* Required work:
1 > In the football commentary, restate the passage between "The media viciously" and "in this country.", inclusive, substituting "Ford" for "General Motors".
2 > Answer these questions using the football commentary:
(a) At which venue does the author jokingly expect the next controversy about the grass to arise?
(b) What position does the commentary give for Roger Goodell?
(c) Which judge adjudicated Ray Rice's sentence?

* Text excerpt:
** START **

Football is Scandalous

 

I’m a big sports fan, especially football but the huge noise that was made a few months back and is now being renewed over the off field and on field behavior of professional football players has gotten so blown out of proportion that it has become ludicrous. Is this part or any part of sports as newsworthy as wars and starving kids? If you really think so then you are definitely part of the problem. The media obviously thinks so and they continually make it the hot topic of the week. They did that back when the players all seemed to be beating their wives or kids. They do it when some player is dumb enough to get caught using drugs and now they are doing it about how much air is in a football. I expect the next big bruhaha is going to be about whether the grass has been trained to grow leaning north or south at the Meadowlands.

 

The media viciously attacked Roger Goodell, president of the NFL for his mishandling of Ray Rice and other wife beaters and criminals in that sport, but why was he dealing with that stuff at all? Is Jamie Dimon supposed to deal with his Chief accountant when he beats the crap out of his wife and throws her down an airshaft at The Plaza? Is the President of General Motors supposed to discipline his head of design when he paddles his kid’s ass for smoking? Of course not; the important offenses are criminal acts and though many of you don’t believe this, we have law enforcement agencies whose job it is to handle crimes in this country.

 

With all the noise that was made about Ray Rice, it was hardly mentioned by the media that he was actually indicted, long before Roger Goodell even got involved. And that’s as it should be. It isn’t the NFL’s place to deal with crime, tge have a hard enough time dealing with football; crime is the District Attorney’s and the police’s job.

 

It turns out that Rice was arrested and has already been tried and let off with a slap on the wrist by Atlantic County, NJ prosecutor Jim McClain who approved an application for admitting Rice to the state’s pre-trial Intervention program where he will undergo counseling but will not be incarcerated unless he does something else wrong. This sentence, if you can call it that, was adjudicated by Judge Michael Donio, who, along with McClain, is obviously a big Rutgers fan.

 

So why aren’t the media and the women’s organizations going after McClain and Donio instead of Goodell? Mainly because Goodell and the NFL make better Twitter feed and sell more soap. But before we go after the media and the women’s groups for going after the wrong party, we have to deal with one not so small problem. The NFL set themselves up to take this hit when they decided that they had to discipline their players from the top instead of letting each individual club do it to its own players. This was obviously done to take the owners off the hook, which is how the league is run.

** END **

* Extracted records:
** START **

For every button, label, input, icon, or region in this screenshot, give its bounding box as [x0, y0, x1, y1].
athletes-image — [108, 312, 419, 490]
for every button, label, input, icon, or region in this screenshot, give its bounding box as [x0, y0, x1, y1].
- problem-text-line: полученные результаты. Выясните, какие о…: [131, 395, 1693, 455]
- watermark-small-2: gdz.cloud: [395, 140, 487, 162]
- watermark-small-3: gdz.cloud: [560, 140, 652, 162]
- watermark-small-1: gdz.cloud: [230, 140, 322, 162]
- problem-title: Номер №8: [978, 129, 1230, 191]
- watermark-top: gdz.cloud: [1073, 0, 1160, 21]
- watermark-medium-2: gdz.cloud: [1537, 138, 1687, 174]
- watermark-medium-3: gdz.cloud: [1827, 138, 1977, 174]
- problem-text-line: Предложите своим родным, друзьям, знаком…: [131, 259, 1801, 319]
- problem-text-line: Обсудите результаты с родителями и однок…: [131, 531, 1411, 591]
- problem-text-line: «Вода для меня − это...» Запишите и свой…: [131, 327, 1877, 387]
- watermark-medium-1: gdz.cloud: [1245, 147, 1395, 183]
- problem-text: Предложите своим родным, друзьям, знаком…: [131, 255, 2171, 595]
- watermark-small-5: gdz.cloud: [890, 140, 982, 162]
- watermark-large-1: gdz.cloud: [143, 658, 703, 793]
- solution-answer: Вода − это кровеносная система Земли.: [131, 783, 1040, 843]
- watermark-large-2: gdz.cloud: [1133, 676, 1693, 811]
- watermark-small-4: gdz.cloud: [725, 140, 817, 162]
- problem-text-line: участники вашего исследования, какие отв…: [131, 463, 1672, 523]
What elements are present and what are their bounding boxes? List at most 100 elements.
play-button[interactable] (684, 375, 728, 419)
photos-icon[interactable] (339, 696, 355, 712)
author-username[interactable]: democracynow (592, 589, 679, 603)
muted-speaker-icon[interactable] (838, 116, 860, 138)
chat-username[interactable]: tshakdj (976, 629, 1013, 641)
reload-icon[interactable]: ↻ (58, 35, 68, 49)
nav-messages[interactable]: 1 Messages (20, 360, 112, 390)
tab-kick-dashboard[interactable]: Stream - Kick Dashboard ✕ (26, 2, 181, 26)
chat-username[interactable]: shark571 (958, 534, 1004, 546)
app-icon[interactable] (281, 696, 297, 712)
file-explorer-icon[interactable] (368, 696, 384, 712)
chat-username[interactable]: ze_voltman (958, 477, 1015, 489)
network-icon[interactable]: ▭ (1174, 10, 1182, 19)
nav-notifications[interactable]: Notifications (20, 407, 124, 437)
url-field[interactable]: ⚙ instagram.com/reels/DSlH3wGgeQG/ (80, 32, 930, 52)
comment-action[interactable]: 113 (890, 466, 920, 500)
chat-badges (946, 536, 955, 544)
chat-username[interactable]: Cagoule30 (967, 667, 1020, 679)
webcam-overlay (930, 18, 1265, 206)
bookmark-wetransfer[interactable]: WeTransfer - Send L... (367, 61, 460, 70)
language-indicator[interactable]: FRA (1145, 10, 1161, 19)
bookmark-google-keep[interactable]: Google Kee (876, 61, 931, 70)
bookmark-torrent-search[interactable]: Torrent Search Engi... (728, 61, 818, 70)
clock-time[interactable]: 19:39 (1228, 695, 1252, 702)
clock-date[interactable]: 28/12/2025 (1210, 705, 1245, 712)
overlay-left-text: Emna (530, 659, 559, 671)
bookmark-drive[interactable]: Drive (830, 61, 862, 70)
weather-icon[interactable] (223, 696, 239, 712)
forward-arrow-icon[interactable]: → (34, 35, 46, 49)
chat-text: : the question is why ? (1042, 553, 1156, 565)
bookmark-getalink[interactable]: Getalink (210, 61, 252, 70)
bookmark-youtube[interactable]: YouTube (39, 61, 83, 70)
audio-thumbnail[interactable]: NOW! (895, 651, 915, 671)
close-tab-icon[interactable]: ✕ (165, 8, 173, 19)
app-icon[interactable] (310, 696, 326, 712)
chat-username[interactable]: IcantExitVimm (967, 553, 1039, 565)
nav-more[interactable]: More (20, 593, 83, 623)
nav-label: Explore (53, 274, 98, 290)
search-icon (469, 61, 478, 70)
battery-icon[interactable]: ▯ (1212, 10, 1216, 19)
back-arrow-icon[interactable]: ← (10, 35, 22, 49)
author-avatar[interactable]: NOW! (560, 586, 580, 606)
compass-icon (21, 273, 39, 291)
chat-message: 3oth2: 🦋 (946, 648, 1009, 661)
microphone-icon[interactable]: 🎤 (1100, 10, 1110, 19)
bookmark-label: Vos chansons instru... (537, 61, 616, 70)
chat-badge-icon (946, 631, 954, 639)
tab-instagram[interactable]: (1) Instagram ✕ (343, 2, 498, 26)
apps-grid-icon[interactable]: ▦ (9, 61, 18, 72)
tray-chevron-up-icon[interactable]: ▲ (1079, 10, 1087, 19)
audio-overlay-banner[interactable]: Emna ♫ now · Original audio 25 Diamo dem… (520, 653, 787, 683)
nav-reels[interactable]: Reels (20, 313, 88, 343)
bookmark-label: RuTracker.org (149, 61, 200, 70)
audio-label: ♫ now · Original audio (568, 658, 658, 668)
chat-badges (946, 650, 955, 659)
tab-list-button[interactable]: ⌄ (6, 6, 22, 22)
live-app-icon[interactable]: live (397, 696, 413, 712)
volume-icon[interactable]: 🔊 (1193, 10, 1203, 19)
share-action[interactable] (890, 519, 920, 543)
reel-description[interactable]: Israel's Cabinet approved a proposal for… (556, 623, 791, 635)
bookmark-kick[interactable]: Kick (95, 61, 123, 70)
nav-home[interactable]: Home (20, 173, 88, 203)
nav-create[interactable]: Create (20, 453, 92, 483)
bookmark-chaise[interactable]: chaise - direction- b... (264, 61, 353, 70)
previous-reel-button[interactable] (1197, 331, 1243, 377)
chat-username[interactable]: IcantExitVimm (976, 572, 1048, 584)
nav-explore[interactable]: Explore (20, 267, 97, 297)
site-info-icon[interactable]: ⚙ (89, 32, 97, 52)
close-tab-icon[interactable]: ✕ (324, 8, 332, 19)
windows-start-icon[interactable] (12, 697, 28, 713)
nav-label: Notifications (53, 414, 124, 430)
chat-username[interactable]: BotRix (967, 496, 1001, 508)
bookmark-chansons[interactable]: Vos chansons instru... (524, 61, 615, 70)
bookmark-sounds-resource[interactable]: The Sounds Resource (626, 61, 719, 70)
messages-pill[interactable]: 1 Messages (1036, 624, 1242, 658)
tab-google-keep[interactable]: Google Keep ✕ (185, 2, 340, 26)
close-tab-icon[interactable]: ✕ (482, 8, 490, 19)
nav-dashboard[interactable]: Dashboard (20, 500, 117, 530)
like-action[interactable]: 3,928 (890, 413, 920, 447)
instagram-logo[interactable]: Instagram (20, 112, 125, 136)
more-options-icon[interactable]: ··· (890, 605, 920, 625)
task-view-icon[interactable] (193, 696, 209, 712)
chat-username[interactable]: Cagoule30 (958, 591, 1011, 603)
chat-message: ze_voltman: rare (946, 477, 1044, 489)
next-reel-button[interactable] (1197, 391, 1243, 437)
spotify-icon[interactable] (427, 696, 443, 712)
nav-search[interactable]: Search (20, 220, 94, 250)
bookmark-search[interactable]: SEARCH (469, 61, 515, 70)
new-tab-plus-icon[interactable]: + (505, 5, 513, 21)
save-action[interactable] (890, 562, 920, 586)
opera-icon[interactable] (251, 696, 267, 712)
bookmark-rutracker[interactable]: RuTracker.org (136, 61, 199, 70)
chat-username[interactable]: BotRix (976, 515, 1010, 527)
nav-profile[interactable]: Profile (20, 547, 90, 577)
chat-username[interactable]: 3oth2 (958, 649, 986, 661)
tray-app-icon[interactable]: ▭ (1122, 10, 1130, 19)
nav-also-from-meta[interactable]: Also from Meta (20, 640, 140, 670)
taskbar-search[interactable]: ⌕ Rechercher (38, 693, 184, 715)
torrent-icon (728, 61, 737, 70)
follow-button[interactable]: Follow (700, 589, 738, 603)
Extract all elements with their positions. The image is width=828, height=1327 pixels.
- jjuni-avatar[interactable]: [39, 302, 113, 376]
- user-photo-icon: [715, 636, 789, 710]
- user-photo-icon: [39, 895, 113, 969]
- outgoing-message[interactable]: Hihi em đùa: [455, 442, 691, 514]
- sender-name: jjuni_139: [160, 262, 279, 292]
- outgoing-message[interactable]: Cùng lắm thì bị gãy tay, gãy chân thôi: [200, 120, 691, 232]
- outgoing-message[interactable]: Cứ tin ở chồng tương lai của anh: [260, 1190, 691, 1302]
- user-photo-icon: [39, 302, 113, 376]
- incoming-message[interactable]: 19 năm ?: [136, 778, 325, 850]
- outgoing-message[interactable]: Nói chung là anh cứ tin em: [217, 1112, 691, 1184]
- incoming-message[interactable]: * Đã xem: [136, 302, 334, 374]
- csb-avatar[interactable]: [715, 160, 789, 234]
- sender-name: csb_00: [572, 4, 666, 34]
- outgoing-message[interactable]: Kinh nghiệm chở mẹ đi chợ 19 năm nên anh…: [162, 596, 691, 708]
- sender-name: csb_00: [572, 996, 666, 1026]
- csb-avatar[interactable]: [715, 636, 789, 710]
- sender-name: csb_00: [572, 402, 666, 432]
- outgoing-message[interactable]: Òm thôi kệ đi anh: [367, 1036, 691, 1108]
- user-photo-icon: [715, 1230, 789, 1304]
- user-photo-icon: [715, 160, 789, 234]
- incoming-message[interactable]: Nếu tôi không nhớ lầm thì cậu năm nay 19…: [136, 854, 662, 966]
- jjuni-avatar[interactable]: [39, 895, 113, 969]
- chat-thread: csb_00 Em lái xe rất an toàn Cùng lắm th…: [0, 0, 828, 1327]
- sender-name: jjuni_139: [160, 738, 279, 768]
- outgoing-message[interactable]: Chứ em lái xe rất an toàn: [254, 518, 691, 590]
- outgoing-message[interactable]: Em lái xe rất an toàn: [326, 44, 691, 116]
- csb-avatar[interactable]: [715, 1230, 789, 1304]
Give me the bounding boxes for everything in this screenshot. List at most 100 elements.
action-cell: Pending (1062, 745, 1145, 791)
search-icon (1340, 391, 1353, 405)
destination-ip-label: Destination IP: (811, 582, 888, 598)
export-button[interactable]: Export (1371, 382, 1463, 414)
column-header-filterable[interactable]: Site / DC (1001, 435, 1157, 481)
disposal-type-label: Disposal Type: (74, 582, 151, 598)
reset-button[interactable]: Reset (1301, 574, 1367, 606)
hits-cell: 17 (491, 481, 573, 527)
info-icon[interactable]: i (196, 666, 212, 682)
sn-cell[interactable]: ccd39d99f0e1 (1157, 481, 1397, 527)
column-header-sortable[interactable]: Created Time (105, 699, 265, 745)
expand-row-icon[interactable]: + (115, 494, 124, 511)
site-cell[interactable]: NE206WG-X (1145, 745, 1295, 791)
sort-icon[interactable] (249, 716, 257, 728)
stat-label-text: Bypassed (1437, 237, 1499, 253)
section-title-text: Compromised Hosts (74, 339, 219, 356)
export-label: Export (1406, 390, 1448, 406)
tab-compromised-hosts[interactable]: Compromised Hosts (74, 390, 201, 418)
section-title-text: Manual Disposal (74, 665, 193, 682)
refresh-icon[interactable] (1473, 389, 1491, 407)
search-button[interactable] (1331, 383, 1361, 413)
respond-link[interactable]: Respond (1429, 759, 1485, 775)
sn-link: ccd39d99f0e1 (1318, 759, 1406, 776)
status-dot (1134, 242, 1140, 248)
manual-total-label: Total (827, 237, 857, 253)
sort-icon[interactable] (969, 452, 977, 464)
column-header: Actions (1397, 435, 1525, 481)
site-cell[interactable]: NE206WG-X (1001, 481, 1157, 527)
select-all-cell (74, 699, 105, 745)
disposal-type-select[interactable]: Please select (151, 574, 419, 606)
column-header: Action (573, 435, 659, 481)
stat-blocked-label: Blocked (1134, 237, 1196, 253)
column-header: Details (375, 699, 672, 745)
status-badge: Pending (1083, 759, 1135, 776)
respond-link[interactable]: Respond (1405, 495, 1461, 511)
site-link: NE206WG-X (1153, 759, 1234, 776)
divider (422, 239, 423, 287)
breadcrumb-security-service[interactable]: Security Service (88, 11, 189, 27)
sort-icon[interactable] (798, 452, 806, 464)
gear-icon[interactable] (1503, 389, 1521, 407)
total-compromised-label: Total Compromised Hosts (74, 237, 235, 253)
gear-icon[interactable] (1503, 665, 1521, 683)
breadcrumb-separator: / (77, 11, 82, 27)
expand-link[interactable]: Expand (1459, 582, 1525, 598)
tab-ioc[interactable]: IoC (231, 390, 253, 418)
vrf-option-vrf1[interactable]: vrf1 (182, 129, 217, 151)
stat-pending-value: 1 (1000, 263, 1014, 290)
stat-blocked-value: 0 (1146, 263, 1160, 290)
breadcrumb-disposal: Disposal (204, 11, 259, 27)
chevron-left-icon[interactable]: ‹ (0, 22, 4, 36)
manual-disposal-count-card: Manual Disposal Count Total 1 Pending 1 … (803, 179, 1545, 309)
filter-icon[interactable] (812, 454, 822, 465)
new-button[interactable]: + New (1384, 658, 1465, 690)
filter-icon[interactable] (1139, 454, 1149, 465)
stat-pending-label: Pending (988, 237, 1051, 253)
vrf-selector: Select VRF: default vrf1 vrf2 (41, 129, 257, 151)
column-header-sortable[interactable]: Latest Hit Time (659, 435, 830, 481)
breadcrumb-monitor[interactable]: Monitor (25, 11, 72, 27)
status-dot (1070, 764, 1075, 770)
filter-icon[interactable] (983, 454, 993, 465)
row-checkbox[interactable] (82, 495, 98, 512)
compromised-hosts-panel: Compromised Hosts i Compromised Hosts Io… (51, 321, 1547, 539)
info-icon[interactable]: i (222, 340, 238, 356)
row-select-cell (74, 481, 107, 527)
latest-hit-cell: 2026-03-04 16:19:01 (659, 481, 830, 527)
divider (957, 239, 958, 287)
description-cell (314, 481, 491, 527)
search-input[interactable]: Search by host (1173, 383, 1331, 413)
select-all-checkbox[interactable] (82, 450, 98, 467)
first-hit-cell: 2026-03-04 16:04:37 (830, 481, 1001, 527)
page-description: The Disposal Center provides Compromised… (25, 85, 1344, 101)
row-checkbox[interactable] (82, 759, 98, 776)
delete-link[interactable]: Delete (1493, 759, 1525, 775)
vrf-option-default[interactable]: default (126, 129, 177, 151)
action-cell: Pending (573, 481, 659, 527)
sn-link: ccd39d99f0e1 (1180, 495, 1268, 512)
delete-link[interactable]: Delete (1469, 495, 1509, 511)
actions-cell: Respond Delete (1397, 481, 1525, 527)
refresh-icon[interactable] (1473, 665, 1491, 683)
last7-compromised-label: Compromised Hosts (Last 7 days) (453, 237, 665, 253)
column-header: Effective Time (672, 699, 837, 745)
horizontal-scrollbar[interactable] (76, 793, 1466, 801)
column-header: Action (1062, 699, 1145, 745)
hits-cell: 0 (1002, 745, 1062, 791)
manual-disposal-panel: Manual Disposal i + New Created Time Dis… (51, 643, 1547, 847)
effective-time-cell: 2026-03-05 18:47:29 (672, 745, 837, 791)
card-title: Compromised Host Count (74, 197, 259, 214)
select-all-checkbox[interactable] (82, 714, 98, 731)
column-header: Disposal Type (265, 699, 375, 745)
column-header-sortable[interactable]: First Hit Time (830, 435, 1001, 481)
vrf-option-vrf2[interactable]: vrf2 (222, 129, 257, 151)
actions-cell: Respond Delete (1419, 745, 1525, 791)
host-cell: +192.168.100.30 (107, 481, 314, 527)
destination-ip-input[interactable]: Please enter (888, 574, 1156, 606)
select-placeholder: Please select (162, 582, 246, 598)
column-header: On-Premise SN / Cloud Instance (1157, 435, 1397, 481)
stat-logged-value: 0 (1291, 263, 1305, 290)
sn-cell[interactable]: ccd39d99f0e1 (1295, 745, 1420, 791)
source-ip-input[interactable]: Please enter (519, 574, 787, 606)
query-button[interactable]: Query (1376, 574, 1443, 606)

** END **

* Answers for the tasks:
1 >
The media viciously attacked Roger Goodell, president of the NFL for his mishandling of Ray Rice and other wife beaters and criminals in that sport, but why was he dealing with that stuff at all? Is Jamie Dimon supposed to deal with his Chief accountant when he beats the crap out of his wife and throws her down an airshaft at The Plaza? Is the President of Ford supposed to discipline his head of design when he paddles his kid’s ass for smoking? Of course not; the important offenses are criminal acts and though many of you don’t believe this, we have law enforcement agencies whose job it is to handle crimes in this country.

2 >
(a) The Meadowlands.
(b) President of the NFL.
(c) Judge Michael Donio.